## START DATA SUPPLIED
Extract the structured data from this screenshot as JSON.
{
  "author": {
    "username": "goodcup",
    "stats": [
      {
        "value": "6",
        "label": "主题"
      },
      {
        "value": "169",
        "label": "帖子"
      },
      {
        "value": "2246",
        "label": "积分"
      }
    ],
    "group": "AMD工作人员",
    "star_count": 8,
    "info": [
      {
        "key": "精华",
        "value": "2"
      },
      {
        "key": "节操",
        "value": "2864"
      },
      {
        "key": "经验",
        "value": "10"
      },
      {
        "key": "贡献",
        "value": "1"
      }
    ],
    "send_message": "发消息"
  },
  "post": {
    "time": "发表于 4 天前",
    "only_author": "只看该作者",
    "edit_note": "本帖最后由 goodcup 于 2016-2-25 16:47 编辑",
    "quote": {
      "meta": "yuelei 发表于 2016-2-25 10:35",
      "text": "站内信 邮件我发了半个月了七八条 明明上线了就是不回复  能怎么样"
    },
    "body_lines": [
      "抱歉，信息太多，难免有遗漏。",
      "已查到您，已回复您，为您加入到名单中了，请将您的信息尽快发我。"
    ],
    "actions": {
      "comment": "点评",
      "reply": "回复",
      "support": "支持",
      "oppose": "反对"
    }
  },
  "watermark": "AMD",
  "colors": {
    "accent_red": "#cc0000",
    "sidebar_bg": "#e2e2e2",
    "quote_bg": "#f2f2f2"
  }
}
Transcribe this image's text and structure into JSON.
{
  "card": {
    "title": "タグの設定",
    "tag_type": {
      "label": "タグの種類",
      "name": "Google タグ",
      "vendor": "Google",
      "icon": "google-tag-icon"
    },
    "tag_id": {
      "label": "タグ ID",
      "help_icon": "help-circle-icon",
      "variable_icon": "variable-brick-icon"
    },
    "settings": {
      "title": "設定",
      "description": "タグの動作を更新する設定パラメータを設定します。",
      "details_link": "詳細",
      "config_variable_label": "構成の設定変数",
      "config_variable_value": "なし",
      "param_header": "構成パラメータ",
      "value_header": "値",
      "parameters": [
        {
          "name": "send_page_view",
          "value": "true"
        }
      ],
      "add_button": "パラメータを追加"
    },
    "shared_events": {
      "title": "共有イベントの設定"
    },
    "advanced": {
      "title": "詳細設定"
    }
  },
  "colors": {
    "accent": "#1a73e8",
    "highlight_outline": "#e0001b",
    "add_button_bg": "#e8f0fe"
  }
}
## END DATA SUPPLIED
> **WHAT TO PRODUCE**: Exactly reproduce every line found in the records.

> **SOLUTION BELOW**:
Extract the structured data from this screenshot as JSON.
{
  "author": {
    "username": "goodcup",
    "stats": [
      {
        "value": "6",
        "label": "主题"
      },
      {
        "value": "169",
        "label": "帖子"
      },
      {
        "value": "2246",
        "label": "积分"
      }
    ],
    "group": "AMD工作人员",
    "star_count": 8,
    "info": [
      {
        "key": "精华",
        "value": "2"
      },
      {
        "key": "节操",
        "value": "2864"
      },
      {
        "key": "经验",
        "value": "10"
      },
      {
        "key": "贡献",
        "value": "1"
      }
    ],
    "send_message": "发消息"
  },
  "post": {
    "time": "发表于 4 天前",
    "only_author": "只看该作者",
    "edit_note": "本帖最后由 goodcup 于 2016-2-25 16:47 编辑",
    "quote": {
      "meta": "yuelei 发表于 2016-2-25 10:35",
      "text": "站内信 邮件我发了半个月了七八条 明明上线了就是不回复  能怎么样"
    },
    "body_lines": [
      "抱歉，信息太多，难免有遗漏。",
      "已查到您，已回复您，为您加入到名单中了，请将您的信息尽快发我。"
    ],
    "actions": {
      "comment": "点评",
      "reply": "回复",
      "support": "支持",
      "oppose": "反对"
    }
  },
  "watermark": "AMD",
  "colors": {
    "accent_red": "#cc0000",
    "sidebar_bg": "#e2e2e2",
    "quote_bg": "#f2f2f2"
  }
}
Transcribe this image's text and structure into JSON.
{
  "card": {
    "title": "タグの設定",
    "tag_type": {
      "label": "タグの種類",
      "name": "Google タグ",
      "vendor": "Google",
      "icon": "google-tag-icon"
    },
    "tag_id": {
      "label": "タグ ID",
      "help_icon": "help-circle-icon",
      "variable_icon": "variable-brick-icon"
    },
    "settings": {
      "title": "設定",
      "description": "タグの動作を更新する設定パラメータを設定します。",
      "details_link": "詳細",
      "config_variable_label": "構成の設定変数",
      "config_variable_value": "なし",
      "param_header": "構成パラメータ",
      "value_header": "値",
      "parameters": [
        {
          "name": "send_page_view",
          "value": "true"
        }
      ],
      "add_button": "パラメータを追加"
    },
    "shared_events": {
      "title": "共有イベントの設定"
    },
    "advanced": {
      "title": "詳細設定"
    }
  },
  "colors": {
    "accent": "#1a73e8",
    "highlight_outline": "#e0001b",
    "add_button_bg": "#e8f0fe"
  }
}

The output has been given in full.